### Exercise
Write out every line below that includes the word "appreciate".

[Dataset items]
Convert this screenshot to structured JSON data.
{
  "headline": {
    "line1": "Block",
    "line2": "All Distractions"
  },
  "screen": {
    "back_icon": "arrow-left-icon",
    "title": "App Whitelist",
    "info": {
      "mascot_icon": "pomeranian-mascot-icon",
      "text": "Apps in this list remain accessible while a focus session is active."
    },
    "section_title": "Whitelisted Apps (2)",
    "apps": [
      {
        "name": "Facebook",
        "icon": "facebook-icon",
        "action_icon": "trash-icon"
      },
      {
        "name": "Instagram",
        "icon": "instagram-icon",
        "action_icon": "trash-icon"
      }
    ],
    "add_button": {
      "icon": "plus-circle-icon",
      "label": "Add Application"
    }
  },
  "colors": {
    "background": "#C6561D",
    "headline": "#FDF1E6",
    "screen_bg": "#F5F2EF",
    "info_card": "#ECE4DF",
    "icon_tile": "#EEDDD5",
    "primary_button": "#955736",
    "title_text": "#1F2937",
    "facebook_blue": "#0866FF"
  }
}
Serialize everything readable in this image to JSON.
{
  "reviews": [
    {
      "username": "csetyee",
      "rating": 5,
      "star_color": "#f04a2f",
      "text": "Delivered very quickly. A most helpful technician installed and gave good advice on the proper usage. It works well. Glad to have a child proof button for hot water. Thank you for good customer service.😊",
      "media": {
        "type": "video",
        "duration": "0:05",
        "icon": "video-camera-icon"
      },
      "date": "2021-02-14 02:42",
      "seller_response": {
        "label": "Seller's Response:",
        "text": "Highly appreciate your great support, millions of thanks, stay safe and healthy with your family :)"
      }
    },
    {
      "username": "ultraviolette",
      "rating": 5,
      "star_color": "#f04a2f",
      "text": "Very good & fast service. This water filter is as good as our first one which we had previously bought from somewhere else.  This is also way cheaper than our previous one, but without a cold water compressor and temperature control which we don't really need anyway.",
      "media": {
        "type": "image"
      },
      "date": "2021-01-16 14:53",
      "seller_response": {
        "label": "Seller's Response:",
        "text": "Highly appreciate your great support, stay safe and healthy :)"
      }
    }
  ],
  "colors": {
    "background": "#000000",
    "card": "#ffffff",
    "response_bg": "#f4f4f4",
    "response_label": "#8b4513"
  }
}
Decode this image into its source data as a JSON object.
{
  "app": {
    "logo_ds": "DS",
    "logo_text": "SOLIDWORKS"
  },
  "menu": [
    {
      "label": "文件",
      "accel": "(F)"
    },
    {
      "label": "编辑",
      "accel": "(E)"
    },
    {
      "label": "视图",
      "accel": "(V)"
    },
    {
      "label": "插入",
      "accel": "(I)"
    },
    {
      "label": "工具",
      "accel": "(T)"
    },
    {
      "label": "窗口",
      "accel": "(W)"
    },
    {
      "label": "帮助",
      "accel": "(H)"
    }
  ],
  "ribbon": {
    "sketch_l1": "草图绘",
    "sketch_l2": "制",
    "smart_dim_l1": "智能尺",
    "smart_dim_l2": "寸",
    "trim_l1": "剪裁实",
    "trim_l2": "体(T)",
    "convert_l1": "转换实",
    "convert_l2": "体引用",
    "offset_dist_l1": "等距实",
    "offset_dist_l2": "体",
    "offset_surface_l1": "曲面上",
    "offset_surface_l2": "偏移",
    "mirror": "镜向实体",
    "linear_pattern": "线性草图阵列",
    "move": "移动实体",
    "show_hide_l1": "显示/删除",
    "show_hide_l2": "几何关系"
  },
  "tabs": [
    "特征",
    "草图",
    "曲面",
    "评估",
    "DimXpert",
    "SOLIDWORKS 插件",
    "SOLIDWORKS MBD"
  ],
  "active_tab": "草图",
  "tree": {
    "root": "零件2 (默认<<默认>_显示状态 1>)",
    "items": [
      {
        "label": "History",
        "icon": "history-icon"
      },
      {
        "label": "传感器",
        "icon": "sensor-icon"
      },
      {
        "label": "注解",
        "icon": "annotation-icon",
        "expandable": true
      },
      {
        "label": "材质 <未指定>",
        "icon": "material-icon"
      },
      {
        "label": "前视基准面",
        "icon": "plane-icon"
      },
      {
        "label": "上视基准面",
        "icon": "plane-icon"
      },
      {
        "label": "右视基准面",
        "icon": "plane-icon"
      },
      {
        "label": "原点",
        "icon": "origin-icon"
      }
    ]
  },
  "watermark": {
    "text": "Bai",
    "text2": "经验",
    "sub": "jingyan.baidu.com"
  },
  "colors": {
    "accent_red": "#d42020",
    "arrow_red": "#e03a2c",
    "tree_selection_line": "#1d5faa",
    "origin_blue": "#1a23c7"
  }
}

### Exercise answer
        "text": "Highly appreciate your great support, millions of thanks, stay safe and healthy with your family :)"
        "text": "Highly appreciate your great support, stay safe and healthy :)"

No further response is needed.